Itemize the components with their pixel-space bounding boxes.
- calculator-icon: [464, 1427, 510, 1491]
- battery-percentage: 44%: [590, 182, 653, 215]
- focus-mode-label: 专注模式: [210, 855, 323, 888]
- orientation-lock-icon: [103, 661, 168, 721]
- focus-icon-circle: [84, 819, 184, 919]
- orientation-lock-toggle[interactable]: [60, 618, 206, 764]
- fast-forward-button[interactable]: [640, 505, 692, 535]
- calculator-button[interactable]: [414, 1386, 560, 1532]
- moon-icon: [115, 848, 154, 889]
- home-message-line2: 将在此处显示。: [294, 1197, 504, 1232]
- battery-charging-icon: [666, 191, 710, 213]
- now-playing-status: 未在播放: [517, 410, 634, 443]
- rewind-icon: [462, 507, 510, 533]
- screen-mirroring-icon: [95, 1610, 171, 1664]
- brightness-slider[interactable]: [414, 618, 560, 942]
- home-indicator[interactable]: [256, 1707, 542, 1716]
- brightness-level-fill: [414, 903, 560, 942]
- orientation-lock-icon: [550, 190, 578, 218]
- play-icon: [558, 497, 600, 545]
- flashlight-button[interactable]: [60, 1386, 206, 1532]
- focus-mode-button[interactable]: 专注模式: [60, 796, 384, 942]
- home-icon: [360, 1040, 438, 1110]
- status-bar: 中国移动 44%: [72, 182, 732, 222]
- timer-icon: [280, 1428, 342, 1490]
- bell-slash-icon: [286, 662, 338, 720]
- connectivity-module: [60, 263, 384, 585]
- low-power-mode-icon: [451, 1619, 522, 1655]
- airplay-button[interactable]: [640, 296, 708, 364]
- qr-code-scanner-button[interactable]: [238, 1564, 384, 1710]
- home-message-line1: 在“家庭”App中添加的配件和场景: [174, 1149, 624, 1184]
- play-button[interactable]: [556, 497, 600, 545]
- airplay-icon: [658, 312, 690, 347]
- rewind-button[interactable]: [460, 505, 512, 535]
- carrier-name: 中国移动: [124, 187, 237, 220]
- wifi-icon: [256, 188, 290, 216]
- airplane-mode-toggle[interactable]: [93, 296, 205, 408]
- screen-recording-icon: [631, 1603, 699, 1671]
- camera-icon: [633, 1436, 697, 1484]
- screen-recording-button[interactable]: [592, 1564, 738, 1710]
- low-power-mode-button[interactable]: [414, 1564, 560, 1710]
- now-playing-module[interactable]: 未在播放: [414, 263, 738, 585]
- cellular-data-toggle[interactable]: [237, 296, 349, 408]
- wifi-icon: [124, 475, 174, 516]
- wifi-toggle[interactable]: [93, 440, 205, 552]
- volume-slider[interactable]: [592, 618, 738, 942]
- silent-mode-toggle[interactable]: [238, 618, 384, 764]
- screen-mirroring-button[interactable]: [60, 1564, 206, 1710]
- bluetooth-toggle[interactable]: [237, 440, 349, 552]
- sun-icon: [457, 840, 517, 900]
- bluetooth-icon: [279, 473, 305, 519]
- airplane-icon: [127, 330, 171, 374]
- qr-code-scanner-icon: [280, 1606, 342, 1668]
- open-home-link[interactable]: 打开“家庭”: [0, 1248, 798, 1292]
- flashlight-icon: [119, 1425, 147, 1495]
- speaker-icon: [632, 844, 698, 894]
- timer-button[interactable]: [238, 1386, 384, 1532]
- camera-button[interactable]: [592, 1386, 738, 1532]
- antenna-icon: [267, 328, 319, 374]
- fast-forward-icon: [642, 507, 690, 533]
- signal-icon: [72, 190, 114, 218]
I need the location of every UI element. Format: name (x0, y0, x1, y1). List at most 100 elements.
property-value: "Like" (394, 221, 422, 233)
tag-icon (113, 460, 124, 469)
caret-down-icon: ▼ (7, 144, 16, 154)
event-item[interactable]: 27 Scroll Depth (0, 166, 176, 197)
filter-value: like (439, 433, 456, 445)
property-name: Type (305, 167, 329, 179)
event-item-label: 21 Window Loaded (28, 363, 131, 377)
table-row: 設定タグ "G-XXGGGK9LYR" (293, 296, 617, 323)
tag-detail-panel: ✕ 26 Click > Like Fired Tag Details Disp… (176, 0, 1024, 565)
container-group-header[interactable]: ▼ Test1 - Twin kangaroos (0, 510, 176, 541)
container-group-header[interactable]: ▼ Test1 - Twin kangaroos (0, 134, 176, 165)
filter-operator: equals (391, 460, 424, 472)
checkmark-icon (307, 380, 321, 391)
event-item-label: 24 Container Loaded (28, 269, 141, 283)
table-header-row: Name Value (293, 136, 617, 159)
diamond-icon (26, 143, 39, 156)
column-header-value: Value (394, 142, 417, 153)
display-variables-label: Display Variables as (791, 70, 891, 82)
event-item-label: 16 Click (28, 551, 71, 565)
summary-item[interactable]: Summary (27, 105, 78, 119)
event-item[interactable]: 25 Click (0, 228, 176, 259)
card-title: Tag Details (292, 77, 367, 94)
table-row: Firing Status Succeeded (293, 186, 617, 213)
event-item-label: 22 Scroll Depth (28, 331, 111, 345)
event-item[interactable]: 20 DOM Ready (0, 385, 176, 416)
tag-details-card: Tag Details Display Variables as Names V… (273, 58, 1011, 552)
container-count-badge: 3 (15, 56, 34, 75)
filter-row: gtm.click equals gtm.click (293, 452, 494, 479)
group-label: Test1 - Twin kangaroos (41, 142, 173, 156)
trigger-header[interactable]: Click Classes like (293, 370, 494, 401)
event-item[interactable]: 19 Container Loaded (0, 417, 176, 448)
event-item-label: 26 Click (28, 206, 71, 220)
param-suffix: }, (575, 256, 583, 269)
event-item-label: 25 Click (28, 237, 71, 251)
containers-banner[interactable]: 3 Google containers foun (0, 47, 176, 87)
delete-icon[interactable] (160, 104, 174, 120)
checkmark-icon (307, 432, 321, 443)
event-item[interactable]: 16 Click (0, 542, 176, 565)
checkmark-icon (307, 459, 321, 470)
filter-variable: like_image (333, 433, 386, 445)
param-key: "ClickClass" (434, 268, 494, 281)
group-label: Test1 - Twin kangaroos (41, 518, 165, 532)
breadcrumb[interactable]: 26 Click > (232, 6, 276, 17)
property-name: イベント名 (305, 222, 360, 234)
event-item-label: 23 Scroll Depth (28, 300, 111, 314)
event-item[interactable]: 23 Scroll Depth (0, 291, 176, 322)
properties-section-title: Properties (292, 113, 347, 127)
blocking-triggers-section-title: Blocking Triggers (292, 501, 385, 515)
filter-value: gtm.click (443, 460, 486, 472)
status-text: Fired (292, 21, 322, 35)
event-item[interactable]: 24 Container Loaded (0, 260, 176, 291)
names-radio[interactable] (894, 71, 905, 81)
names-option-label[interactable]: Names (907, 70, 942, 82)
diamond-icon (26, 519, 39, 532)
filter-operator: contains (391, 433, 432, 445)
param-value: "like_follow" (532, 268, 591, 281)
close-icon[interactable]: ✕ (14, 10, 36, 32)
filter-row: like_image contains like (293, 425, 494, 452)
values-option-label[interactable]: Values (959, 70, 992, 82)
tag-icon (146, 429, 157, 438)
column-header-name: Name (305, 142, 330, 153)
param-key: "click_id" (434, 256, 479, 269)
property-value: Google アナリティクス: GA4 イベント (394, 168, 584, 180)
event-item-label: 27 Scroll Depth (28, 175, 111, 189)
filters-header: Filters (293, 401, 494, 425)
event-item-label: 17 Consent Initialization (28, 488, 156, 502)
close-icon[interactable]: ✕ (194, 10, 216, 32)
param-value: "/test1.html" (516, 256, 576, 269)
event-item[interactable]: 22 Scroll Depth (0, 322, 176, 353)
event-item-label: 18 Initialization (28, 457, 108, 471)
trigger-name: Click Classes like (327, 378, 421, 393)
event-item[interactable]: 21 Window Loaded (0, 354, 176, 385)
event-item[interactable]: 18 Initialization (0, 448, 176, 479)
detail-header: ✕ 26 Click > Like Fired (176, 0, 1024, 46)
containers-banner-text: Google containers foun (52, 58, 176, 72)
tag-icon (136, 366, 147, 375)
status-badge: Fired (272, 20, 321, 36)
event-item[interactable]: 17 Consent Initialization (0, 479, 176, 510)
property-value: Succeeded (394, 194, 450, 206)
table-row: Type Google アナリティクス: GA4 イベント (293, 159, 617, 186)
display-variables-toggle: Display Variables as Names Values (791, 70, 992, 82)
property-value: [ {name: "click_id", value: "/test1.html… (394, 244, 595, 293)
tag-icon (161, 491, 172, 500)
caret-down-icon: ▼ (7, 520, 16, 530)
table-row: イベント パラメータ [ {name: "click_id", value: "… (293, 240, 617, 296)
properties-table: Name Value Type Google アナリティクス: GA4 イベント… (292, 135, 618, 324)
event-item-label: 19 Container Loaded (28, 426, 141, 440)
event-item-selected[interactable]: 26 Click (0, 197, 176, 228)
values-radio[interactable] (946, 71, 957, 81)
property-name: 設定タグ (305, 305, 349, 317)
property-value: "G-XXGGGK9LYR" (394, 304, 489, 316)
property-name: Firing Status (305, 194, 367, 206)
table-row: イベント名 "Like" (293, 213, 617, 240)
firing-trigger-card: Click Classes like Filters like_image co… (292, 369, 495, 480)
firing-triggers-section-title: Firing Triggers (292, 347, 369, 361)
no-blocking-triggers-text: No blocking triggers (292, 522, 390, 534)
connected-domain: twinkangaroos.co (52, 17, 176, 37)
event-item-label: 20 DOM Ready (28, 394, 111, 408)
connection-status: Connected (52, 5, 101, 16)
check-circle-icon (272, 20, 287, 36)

__Aim__:
Could you turn the entries, from the start through the line containing "- screen-mirroring-button[interactable]: [60, 1564, 206, 1710]", into a JSON list of strings with one string per line and no blank lines?

__In response__:
[
  "Itemize the components with their pixel-space bounding boxes.",
  "- calculator-icon: [464, 1427, 510, 1491]",
  "- battery-percentage: 44%: [590, 182, 653, 215]",
  "- focus-mode-label: 专注模式: [210, 855, 323, 888]",
  "- orientation-lock-icon: [103, 661, 168, 721]",
  "- focus-icon-circle: [84, 819, 184, 919]",
  "- orientation-lock-toggle[interactable]: [60, 618, 206, 764]",
  "- fast-forward-button[interactable]: [640, 505, 692, 535]",
  "- calculator-button[interactable]: [414, 1386, 560, 1532]",
  "- moon-icon: [115, 848, 154, 889]",
  "- home-message-line2: 将在此处显示。: [294, 1197, 504, 1232]",
  "- battery-charging-icon: [666, 191, 710, 213]",
  "- now-playing-status: 未在播放: [517, 410, 634, 443]",
  "- rewind-icon: [462, 507, 510, 533]",
  "- screen-mirroring-icon: [95, 1610, 171, 1664]",
  "- brightness-slider[interactable]: [414, 618, 560, 942]",
  "- home-indicator[interactable]: [256, 1707, 542, 1716]",
  "- brightness-level-fill: [414, 903, 560, 942]",
  "- orientation-lock-icon: [550, 190, 578, 218]",
  "- play-icon: [558, 497, 600, 545]",
  "- flashlight-button[interactable]: [60, 1386, 206, 1532]",
  "- focus-mode-button[interactable]: 专注模式: [60, 796, 384, 942]",
  "- home-icon: [360, 1040, 438, 1110]",
  "- status-bar: 中国移动 44%: [72, 182, 732, 222]",
  "- timer-icon: [280, 1428, 342, 1490]",
  "- bell-slash-icon: [286, 662, 338, 720]",
  "- connectivity-module: [60, 263, 384, 585]",
  "- low-power-mode-icon: [451, 1619, 522, 1655]",
  "- airplay-button[interactable]: [640, 296, 708, 364]",
  "- qr-code-scanner-button[interactable]: [238, 1564, 384, 1710]",
  "- home-message-line1: 在“家庭”App中添加的配件和场景: [174, 1149, 624, 1184]",
  "- play-button[interactable]: [556, 497, 600, 545]",
  "- airplay-icon: [658, 312, 690, 347]",
  "- rewind-button[interactable]: [460, 505, 512, 535]",
  "- carrier-name: 中国移动: [124, 187, 237, 220]",
  "- wifi-icon: [256, 188, 290, 216]",
  "- airplane-mode-toggle[interactable]: [93, 296, 205, 408]",
  "- screen-recording-icon: [631, 1603, 699, 1671]",
  "- camera-icon: [633, 1436, 697, 1484]",
  "- screen-recording-button[interactable]: [592, 1564, 738, 1710]",
  "- low-power-mode-button[interactable]: [414, 1564, 560, 1710]",
  "- now-playing-module[interactable]: 未在播放: [414, 263, 738, 585]",
  "- cellular-data-toggle[interactable]: [237, 296, 349, 408]",
  "- wifi-icon: [124, 475, 174, 516]",
  "- wifi-toggle[interactable]: [93, 440, 205, 552]",
  "- volume-slider[interactable]: [592, 618, 738, 942]",
  "- silent-mode-toggle[interactable]: [238, 618, 384, 764]",
  "- screen-mirroring-button[interactable]: [60, 1564, 206, 1710]"
]